═════ Record set

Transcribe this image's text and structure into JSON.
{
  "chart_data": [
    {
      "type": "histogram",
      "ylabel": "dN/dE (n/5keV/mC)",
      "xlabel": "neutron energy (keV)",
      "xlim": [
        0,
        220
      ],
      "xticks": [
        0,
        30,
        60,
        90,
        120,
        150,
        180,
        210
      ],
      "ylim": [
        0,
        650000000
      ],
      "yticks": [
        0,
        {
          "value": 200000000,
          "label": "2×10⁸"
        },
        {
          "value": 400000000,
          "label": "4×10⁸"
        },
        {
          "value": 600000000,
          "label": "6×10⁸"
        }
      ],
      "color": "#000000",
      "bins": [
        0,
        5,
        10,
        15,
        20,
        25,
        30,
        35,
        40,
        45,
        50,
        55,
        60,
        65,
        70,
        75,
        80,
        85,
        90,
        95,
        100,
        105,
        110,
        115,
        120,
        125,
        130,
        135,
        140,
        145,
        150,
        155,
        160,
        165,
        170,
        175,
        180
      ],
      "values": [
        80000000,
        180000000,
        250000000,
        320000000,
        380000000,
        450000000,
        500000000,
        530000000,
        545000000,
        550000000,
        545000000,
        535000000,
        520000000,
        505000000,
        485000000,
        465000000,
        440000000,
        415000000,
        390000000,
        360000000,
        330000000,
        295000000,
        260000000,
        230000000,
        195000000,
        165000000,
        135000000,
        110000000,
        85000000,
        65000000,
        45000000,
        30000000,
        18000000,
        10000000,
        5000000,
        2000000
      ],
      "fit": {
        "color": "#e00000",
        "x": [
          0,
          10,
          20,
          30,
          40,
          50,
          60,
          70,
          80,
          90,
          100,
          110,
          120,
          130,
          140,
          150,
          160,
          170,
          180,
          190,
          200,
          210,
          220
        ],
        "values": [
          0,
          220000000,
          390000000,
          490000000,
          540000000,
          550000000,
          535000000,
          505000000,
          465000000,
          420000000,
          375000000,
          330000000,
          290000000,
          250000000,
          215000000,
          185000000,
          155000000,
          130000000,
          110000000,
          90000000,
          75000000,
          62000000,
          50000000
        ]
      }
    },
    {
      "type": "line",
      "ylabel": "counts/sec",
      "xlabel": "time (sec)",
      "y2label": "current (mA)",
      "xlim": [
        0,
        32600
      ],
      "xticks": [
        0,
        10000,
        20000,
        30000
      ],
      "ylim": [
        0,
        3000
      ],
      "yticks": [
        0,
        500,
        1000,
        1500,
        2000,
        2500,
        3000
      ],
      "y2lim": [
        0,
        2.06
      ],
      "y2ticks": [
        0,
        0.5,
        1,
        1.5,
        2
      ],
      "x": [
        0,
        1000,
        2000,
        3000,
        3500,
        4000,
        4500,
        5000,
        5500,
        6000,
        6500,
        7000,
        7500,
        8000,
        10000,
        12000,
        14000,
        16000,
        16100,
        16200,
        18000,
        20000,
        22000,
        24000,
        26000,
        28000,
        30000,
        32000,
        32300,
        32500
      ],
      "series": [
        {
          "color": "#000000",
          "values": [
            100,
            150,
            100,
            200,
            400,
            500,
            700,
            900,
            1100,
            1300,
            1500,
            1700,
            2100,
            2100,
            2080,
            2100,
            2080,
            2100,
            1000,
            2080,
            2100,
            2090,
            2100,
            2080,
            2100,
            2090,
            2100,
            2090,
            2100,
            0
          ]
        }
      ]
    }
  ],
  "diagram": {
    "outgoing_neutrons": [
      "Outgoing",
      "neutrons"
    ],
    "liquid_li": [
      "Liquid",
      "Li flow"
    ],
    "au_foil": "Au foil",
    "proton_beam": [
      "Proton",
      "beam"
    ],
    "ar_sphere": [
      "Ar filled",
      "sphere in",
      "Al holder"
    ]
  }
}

══════════

◆ Task requirements:
Go through the data above and find the lines with the word "xlabel". Copy each of those lines.

◆ Result below:
      "xlabel": "neutron energy (keV)",
      "xlabel": "time (sec)",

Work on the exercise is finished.